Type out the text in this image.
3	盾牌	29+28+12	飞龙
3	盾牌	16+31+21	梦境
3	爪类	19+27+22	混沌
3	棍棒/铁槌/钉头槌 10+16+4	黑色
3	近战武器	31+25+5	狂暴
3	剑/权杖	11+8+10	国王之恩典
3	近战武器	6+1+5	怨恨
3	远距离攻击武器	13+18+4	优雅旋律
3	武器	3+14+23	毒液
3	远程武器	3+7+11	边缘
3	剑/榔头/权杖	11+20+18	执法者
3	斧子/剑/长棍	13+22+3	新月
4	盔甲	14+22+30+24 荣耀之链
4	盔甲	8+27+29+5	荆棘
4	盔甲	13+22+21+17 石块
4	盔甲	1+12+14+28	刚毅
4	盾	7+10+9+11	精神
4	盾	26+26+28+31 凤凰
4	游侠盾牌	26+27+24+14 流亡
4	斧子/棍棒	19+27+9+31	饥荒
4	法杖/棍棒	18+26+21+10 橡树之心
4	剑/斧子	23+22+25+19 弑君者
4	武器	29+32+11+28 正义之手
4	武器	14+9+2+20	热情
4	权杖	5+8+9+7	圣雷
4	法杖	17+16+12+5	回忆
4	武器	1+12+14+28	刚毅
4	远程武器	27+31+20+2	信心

--- Work to be completed ---
Give a word-for-word copy of the records.

--- Result of the exercise ---
Type out the text in this image.
3	盾牌	29+28+12	飞龙
3	盾牌	16+31+21	梦境
3	爪类	19+27+22	混沌
3	棍棒/铁槌/钉头槌 10+16+4	黑色
3	近战武器	31+25+5	狂暴
3	剑/权杖	11+8+10	国王之恩典
3	近战武器	6+1+5	怨恨
3	远距离攻击武器	13+18+4	优雅旋律
3	武器	3+14+23	毒液
3	远程武器	3+7+11	边缘
3	剑/榔头/权杖	11+20+18	执法者
3	斧子/剑/长棍	13+22+3	新月
4	盔甲	14+22+30+24 荣耀之链
4	盔甲	8+27+29+5	荆棘
4	盔甲	13+22+21+17 石块
4	盔甲	1+12+14+28	刚毅
4	盾	7+10+9+11	精神
4	盾	26+26+28+31 凤凰
4	游侠盾牌	26+27+24+14 流亡
4	斧子/棍棒	19+27+9+31	饥荒
4	法杖/棍棒	18+26+21+10 橡树之心
4	剑/斧子	23+22+25+19 弑君者
4	武器	29+32+11+28 正义之手
4	武器	14+9+2+20	热情
4	权杖	5+8+9+7	圣雷
4	法杖	17+16+12+5	回忆
4	武器	1+12+14+28	刚毅
4	远程武器	27+31+20+2	信心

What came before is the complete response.